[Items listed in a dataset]
[START]

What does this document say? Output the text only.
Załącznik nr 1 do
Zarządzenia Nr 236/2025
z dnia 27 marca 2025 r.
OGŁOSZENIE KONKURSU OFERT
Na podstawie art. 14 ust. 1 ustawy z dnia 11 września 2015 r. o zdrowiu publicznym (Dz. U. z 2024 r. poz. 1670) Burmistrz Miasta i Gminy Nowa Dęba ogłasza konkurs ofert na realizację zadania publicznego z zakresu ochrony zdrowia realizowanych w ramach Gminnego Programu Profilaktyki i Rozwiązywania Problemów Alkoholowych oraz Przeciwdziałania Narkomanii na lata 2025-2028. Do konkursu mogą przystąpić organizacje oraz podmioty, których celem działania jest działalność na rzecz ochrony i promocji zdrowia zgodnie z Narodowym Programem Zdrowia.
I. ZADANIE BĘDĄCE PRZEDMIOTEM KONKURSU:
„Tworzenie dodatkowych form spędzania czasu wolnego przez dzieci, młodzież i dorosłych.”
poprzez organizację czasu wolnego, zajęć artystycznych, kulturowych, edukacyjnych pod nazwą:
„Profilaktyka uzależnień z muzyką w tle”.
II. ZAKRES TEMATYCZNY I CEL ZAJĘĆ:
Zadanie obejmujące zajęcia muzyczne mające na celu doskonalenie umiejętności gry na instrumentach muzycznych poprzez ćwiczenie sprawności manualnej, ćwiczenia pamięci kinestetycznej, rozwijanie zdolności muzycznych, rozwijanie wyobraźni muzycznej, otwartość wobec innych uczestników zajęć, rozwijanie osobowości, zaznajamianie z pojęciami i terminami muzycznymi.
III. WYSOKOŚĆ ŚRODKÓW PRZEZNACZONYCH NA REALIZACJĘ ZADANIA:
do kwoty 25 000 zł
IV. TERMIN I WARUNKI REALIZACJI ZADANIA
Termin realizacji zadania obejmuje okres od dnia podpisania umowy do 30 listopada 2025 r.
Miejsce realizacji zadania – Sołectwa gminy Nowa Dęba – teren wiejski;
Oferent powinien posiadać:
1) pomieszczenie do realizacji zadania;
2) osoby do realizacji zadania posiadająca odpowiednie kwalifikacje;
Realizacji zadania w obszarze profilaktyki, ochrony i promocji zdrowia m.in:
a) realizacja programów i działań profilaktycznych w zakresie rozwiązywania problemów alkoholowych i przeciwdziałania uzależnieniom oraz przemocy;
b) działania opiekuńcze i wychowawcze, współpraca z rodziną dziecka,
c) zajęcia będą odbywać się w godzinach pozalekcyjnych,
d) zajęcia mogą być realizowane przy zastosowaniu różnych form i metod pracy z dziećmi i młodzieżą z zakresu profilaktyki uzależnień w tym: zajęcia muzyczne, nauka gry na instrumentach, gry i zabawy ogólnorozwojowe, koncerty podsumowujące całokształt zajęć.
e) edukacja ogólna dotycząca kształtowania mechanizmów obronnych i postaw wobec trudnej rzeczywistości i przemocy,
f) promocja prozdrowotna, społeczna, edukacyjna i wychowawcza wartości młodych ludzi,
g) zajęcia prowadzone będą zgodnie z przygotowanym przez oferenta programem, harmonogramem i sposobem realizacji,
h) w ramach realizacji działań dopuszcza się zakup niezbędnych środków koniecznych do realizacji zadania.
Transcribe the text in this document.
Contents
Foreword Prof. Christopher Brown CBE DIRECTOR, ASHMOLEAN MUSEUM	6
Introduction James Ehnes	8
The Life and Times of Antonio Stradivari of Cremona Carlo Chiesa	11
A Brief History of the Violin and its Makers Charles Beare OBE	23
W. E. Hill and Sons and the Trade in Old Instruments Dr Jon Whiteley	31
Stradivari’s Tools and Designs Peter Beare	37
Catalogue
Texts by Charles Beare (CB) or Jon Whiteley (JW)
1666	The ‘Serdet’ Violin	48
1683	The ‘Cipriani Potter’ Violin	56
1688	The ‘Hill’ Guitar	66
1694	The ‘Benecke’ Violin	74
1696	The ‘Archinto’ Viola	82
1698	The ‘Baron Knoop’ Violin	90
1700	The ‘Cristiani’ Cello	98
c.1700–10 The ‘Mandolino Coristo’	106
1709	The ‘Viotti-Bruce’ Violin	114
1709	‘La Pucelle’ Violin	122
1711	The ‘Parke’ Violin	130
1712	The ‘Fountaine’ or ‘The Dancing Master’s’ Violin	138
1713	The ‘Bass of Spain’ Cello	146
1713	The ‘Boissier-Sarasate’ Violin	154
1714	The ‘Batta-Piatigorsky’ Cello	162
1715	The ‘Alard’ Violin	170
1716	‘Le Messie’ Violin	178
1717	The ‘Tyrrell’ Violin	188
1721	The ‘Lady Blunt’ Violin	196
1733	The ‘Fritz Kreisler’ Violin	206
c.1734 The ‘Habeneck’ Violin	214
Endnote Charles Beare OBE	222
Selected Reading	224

[END]

## Objective
Set all of the entries down again, exactly as they were given.

## Output of the task
What does this document say? Output the text only.
Załącznik nr 1 do
Zarządzenia Nr 236/2025
z dnia 27 marca 2025 r.
OGŁOSZENIE KONKURSU OFERT
Na podstawie art. 14 ust. 1 ustawy z dnia 11 września 2015 r. o zdrowiu publicznym (Dz. U. z 2024 r. poz. 1670) Burmistrz Miasta i Gminy Nowa Dęba ogłasza konkurs ofert na realizację zadania publicznego z zakresu ochrony zdrowia realizowanych w ramach Gminnego Programu Profilaktyki i Rozwiązywania Problemów Alkoholowych oraz Przeciwdziałania Narkomanii na lata 2025-2028. Do konkursu mogą przystąpić organizacje oraz podmioty, których celem działania jest działalność na rzecz ochrony i promocji zdrowia zgodnie z Narodowym Programem Zdrowia.
I. ZADANIE BĘDĄCE PRZEDMIOTEM KONKURSU:
„Tworzenie dodatkowych form spędzania czasu wolnego przez dzieci, młodzież i dorosłych.”
poprzez organizację czasu wolnego, zajęć artystycznych, kulturowych, edukacyjnych pod nazwą:
„Profilaktyka uzależnień z muzyką w tle”.
II. ZAKRES TEMATYCZNY I CEL ZAJĘĆ:
Zadanie obejmujące zajęcia muzyczne mające na celu doskonalenie umiejętności gry na instrumentach muzycznych poprzez ćwiczenie sprawności manualnej, ćwiczenia pamięci kinestetycznej, rozwijanie zdolności muzycznych, rozwijanie wyobraźni muzycznej, otwartość wobec innych uczestników zajęć, rozwijanie osobowości, zaznajamianie z pojęciami i terminami muzycznymi.
III. WYSOKOŚĆ ŚRODKÓW PRZEZNACZONYCH NA REALIZACJĘ ZADANIA:
do kwoty 25 000 zł
IV. TERMIN I WARUNKI REALIZACJI ZADANIA
Termin realizacji zadania obejmuje okres od dnia podpisania umowy do 30 listopada 2025 r.
Miejsce realizacji zadania – Sołectwa gminy Nowa Dęba – teren wiejski;
Oferent powinien posiadać:
1) pomieszczenie do realizacji zadania;
2) osoby do realizacji zadania posiadająca odpowiednie kwalifikacje;
Realizacji zadania w obszarze profilaktyki, ochrony i promocji zdrowia m.in:
a) realizacja programów i działań profilaktycznych w zakresie rozwiązywania problemów alkoholowych i przeciwdziałania uzależnieniom oraz przemocy;
b) działania opiekuńcze i wychowawcze, współpraca z rodziną dziecka,
c) zajęcia będą odbywać się w godzinach pozalekcyjnych,
d) zajęcia mogą być realizowane przy zastosowaniu różnych form i metod pracy z dziećmi i młodzieżą z zakresu profilaktyki uzależnień w tym: zajęcia muzyczne, nauka gry na instrumentach, gry i zabawy ogólnorozwojowe, koncerty podsumowujące całokształt zajęć.
e) edukacja ogólna dotycząca kształtowania mechanizmów obronnych i postaw wobec trudnej rzeczywistości i przemocy,
f) promocja prozdrowotna, społeczna, edukacyjna i wychowawcza wartości młodych ludzi,
g) zajęcia prowadzone będą zgodnie z przygotowanym przez oferenta programem, harmonogramem i sposobem realizacji,
h) w ramach realizacji działań dopuszcza się zakup niezbędnych środków koniecznych do realizacji zadania.
Transcribe the text in this document.
Contents
Foreword Prof. Christopher Brown CBE DIRECTOR, ASHMOLEAN MUSEUM	6
Introduction James Ehnes	8
The Life and Times of Antonio Stradivari of Cremona Carlo Chiesa	11
A Brief History of the Violin and its Makers Charles Beare OBE	23
W. E. Hill and Sons and the Trade in Old Instruments Dr Jon Whiteley	31
Stradivari’s Tools and Designs Peter Beare	37
Catalogue
Texts by Charles Beare (CB) or Jon Whiteley (JW)
1666	The ‘Serdet’ Violin	48
1683	The ‘Cipriani Potter’ Violin	56
1688	The ‘Hill’ Guitar	66
1694	The ‘Benecke’ Violin	74
1696	The ‘Archinto’ Viola	82
1698	The ‘Baron Knoop’ Violin	90
1700	The ‘Cristiani’ Cello	98
c.1700–10 The ‘Mandolino Coristo’	106
1709	The ‘Viotti-Bruce’ Violin	114
1709	‘La Pucelle’ Violin	122
1711	The ‘Parke’ Violin	130
1712	The ‘Fountaine’ or ‘The Dancing Master’s’ Violin	138
1713	The ‘Bass of Spain’ Cello	146
1713	The ‘Boissier-Sarasate’ Violin	154
1714	The ‘Batta-Piatigorsky’ Cello	162
1715	The ‘Alard’ Violin	170
1716	‘Le Messie’ Violin	178
1717	The ‘Tyrrell’ Violin	188
1721	The ‘Lady Blunt’ Violin	196
1733	The ‘Fritz Kreisler’ Violin	206
c.1734 The ‘Habeneck’ Violin	214
Endnote Charles Beare OBE	222
Selected Reading	224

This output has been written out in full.